▸ PROBLEM TO SOLVE: Recast the items from the line with "ou-label: ОУ: [318, 195, 359, 227]" up to and including the line with "udo-label: УДО: [265, 1014, 325, 1046]" as a Markdown table with the columns Row and Item line. Number each row and leave out any blank lines.

# start of GIVEN DATA

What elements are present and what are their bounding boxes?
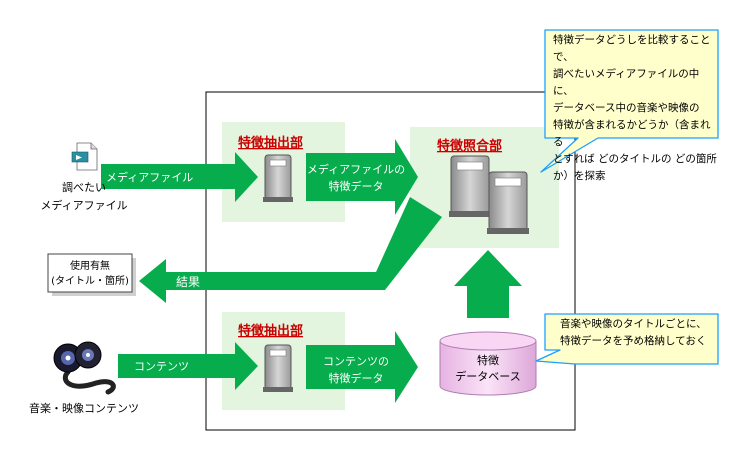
callout-line: 特徴データどうしを比較することで、 <box>553 34 711 63</box>
callout-line: 特徴が含まれるかどうか（含まれる <box>553 119 711 148</box>
callout-line: か）を探索 <box>553 170 606 182</box>
media-input-label: メディアファイル <box>106 170 193 184</box>
matching-title: 特徴照合部 <box>437 138 502 154</box>
media-file-label-1: 調べたい <box>62 180 106 194</box>
server-icon <box>263 344 293 392</box>
result-doc-line-2: (タイトル・箇所) <box>51 274 129 287</box>
database-label-1: 特徴 <box>477 353 499 367</box>
result-doc-line-1: 使用有無 <box>70 259 110 272</box>
content-feature-label-2: 特徴データ <box>329 371 384 385</box>
arrow-content-input <box>118 342 258 390</box>
callout-top <box>540 29 719 173</box>
extract-title-bottom: 特徴抽出部 <box>238 323 303 339</box>
feature-database <box>439 331 537 396</box>
arrow-content-feature <box>306 331 418 403</box>
content-source-label: 音楽・映像コンテンツ <box>29 401 139 415</box>
callout-bottom-text: 音楽や映像のタイトルごとに、 特徴データを予め格納しておく <box>560 316 716 350</box>
media-file-label-2: メディアファイル <box>40 198 127 212</box>
callout-line: 調べたいメディアファイルの中に、 <box>553 68 700 97</box>
extract-title-top: 特徴抽出部 <box>238 135 303 151</box>
result-arrow-label: 結果 <box>176 275 200 289</box>
server-icon <box>263 154 293 202</box>
content-input-label: コンテンツ <box>134 360 189 373</box>
callout-bottom <box>535 313 719 365</box>
callout-line: データベース中の音楽や映像の <box>553 102 700 114</box>
server-icon <box>449 155 491 217</box>
database-label-2: データベース <box>455 369 520 383</box>
cd-film-reel-icon <box>53 341 116 395</box>
document-icon <box>47 253 136 296</box>
media-feature-label-2: 特徴データ <box>329 179 384 193</box>
callout-line: 音楽や映像のタイトルごとに、 <box>560 318 707 330</box>
arrow-database-up <box>454 250 522 318</box>
callout-top-text: 特徴データどうしを比較することで、 調べたいメディアファイルの中に、 データベー… <box>553 32 717 185</box>
arrow-media-input <box>101 152 258 202</box>
content-feature-label-1: コンテンツの <box>323 355 389 368</box>
media-file-icon <box>71 142 98 171</box>
callout-line: とすれば どのタイトルの どの箇所 <box>553 153 717 165</box>
media-feature-label-1: メディアファイルの <box>307 162 405 176</box>
arrow-media-feature <box>306 139 418 215</box>
arrow-result <box>139 197 442 303</box>
callout-line: 特徴データを予め格納しておく <box>560 335 707 347</box>
server-icon <box>487 171 529 234</box>
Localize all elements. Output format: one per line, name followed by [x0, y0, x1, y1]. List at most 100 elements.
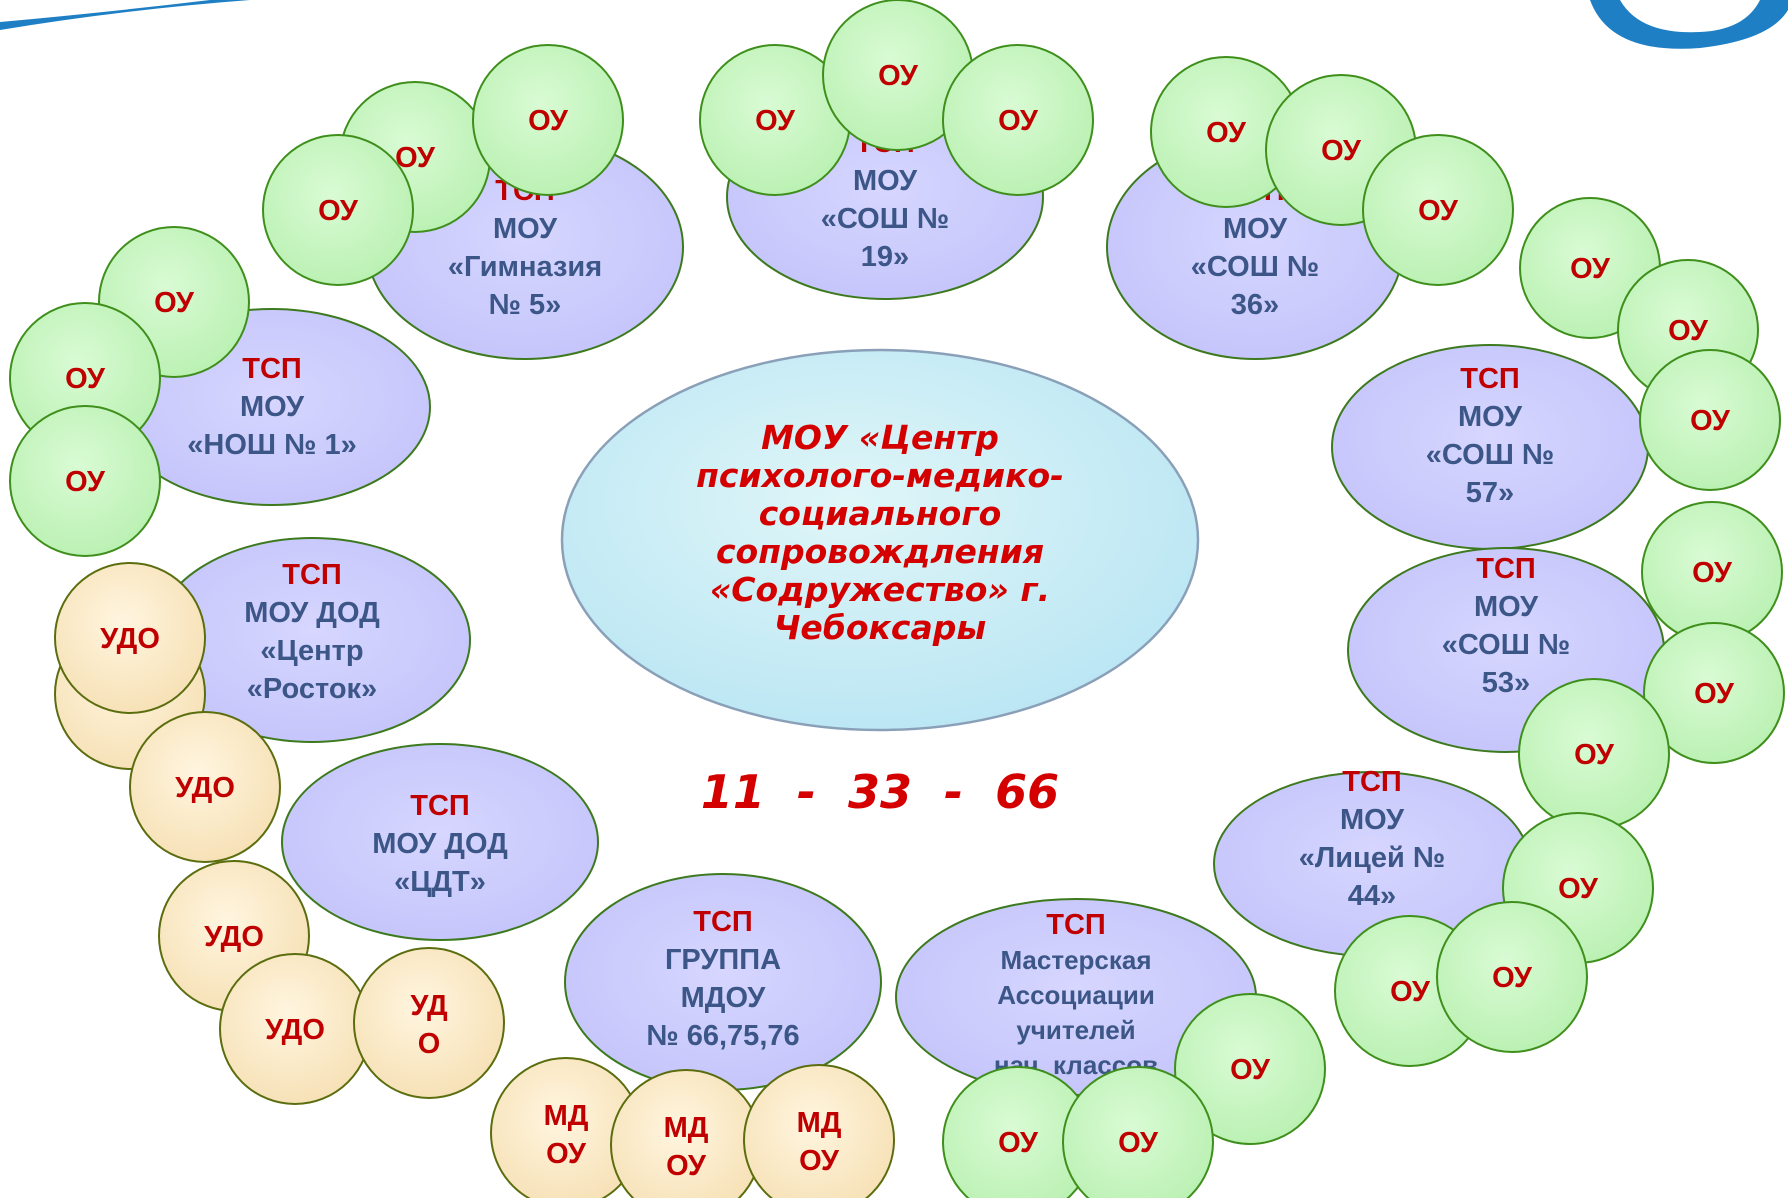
ou-label: ОУ: [318, 195, 359, 227]
tsp-line: № 5»: [489, 289, 562, 321]
tsp-line: МОУ: [240, 391, 305, 423]
tsp-line: ГРУППА: [665, 944, 781, 976]
circle-shape: [1639, 349, 1781, 491]
circle-shape: [743, 1064, 895, 1198]
ou-label: ОУ: [65, 466, 106, 498]
center-title-line: сопровождления: [716, 532, 1044, 571]
udo-label: УДО: [265, 1014, 325, 1046]
center-title-line: социального: [759, 494, 1002, 533]
tsp-header: ТСП: [1476, 553, 1536, 585]
ou-circle: ОУ: [262, 134, 414, 286]
ou-circle: ОУ: [1639, 349, 1781, 491]
ou-label: ОУ: [1690, 405, 1731, 437]
ou-label: ОУ: [65, 363, 106, 395]
tsp-line: «Центр: [260, 635, 363, 667]
tsp-line: «Лицей №: [1299, 842, 1445, 874]
tsp-line: учителей: [1016, 1015, 1135, 1045]
ou-label: ОУ: [1418, 195, 1459, 227]
tsp-line: 44»: [1348, 880, 1396, 912]
tsp-line: МОУ: [1340, 804, 1405, 836]
ou-circle: ОУ: [1436, 901, 1588, 1053]
circle-shape: [353, 947, 505, 1099]
mdou-label: МД: [664, 1112, 709, 1144]
ou-circle: ОУ: [1062, 1066, 1214, 1198]
ou-label: ОУ: [1558, 873, 1599, 905]
tsp-line: «НОШ № 1»: [187, 429, 356, 461]
circle-shape: [1174, 993, 1326, 1145]
center-node: МОУ «Центрпсихолого-медико-социальногосо…: [560, 348, 1200, 732]
tsp-line: МОУ: [493, 213, 558, 245]
tsp-line: «СОШ №: [1442, 629, 1570, 661]
mdou-circle: МДОУ: [743, 1064, 895, 1198]
center-title-line: МОУ «Центр: [761, 418, 999, 457]
ou-circle: ОУ: [472, 44, 624, 196]
tsp-header: ТСП: [282, 559, 342, 591]
ou-label: ОУ: [1574, 739, 1615, 771]
udo-circle: УДО: [54, 562, 206, 714]
udo-label: УДО: [175, 772, 235, 804]
udo-label: УДО: [204, 921, 264, 953]
ou-label: ОУ: [1668, 315, 1709, 347]
ou-label: ОУ: [1230, 1054, 1271, 1086]
counts-line: 11 - 33 - 66: [701, 765, 1059, 819]
ou-circle: ОУ: [822, 0, 974, 151]
mdou-label: ОУ: [546, 1138, 587, 1170]
tsp-header: ТСП: [242, 353, 302, 385]
center-title-line: Чебоксары: [774, 608, 986, 647]
udo-circle: УДО: [353, 947, 505, 1099]
ou-label: ОУ: [395, 142, 436, 174]
tsp-line: 19»: [861, 241, 909, 273]
tsp-line: 36»: [1231, 289, 1279, 321]
ou-label: ОУ: [998, 1127, 1039, 1159]
tsp-line: № 66,75,76: [646, 1020, 799, 1052]
circle-shape: [9, 405, 161, 557]
ou-circle: ОУ: [1150, 56, 1302, 208]
logo-right-fragment: [1590, 0, 1788, 49]
tsp-line: МОУ: [853, 165, 918, 197]
tsp-line: «СОШ №: [1191, 251, 1319, 283]
tsp-line: МОУ ДОД: [372, 828, 508, 860]
ou-circle: ОУ: [1518, 678, 1670, 830]
udo-label: О: [418, 1028, 441, 1060]
center-title-line: «Содружество» г.: [710, 570, 1050, 609]
udo-circle: УДО: [129, 711, 281, 863]
tsp-line: «ЦДТ»: [394, 866, 486, 898]
ou-circle: ОУ: [1641, 501, 1783, 643]
tsp-header: ТСП: [1046, 909, 1106, 941]
ou-label: ОУ: [1692, 557, 1733, 589]
ou-label: ОУ: [878, 60, 919, 92]
mdou-circle: МД ОУ: [490, 1057, 642, 1198]
logo-left-fragment: [0, 0, 250, 30]
tsp-line: Мастерская: [1000, 945, 1151, 975]
mdou-label: МД: [797, 1107, 842, 1139]
tsp-header: ТСП: [693, 906, 753, 938]
ou-circle: ОУ: [1174, 993, 1326, 1145]
tsp-line: Ассоциации: [997, 980, 1155, 1010]
ou-label: ОУ: [1206, 117, 1247, 149]
tsp-header: ТСП: [410, 790, 470, 822]
center-title-line: психолого-медико-: [696, 456, 1064, 495]
ou-label: ОУ: [154, 287, 195, 319]
ou-label: ОУ: [1492, 962, 1533, 994]
udo-label: УДО: [100, 623, 160, 655]
tsp-node-mdou: ТСП ГРУППА МДОУ № 66,75,76: [564, 873, 882, 1091]
mdou-label: ОУ: [666, 1150, 707, 1182]
tsp-line: МДОУ: [681, 982, 767, 1014]
ou-circle: ОУ: [942, 44, 1094, 196]
circle-shape: [1436, 901, 1588, 1053]
circle-shape: [54, 562, 206, 714]
tsp-line: «СОШ №: [821, 203, 949, 235]
circle-shape: [1062, 1066, 1214, 1198]
tsp-header: ТСП: [1342, 766, 1402, 798]
ou-circle: ОУ: [1362, 134, 1514, 286]
ou-label: ОУ: [1694, 678, 1735, 710]
tsp-line: МОУ: [1474, 591, 1539, 623]
ou-label: ОУ: [755, 105, 796, 137]
tsp-node-licei44: ТСП МОУ «Лицей № 44»: [1213, 766, 1531, 957]
tsp-line: МОУ: [1223, 213, 1288, 245]
mdou-label: МД: [544, 1100, 589, 1132]
circle-shape: [129, 711, 281, 863]
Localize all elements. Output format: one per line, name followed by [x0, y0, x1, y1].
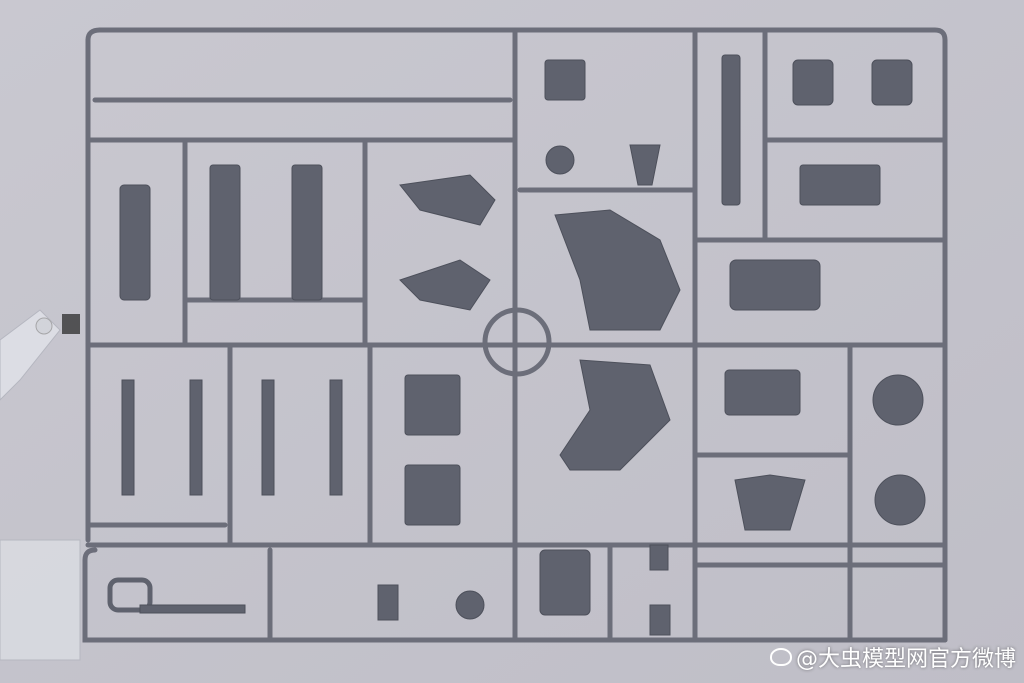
- watermark: @大虫模型网官方微博: [769, 641, 1016, 673]
- clear-stand-part: [0, 309, 81, 661]
- model-parts: [107, 54, 926, 636]
- watermark-text: @大虫模型网官方微博: [795, 647, 1016, 672]
- runner-frame: [82, 27, 948, 643]
- weibo-icon: [769, 648, 792, 666]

# end of GIVEN DATA

▸ ANSWER TO THIS EXERCISE:
| Row | Item line |
|---|---|
| 1 | ou-label: ОУ: [318, 195, 359, 227] |
| 2 | tsp-line: № 5»: [489, 289, 562, 321] |
| 3 | tsp-line: МОУ: [240, 391, 305, 423] |
| 4 | tsp-line: ГРУППА: [665, 944, 781, 976] |
| 5 | circle-shape: [1639, 349, 1781, 491] |
| 6 | circle-shape: [743, 1064, 895, 1198] |
| 7 | ou-label: ОУ: [65, 466, 106, 498] |
| 8 | center-title-line: сопровождления: [716, 532, 1044, 571] |
| 9 | udo-label: УДО: [265, 1014, 325, 1046] |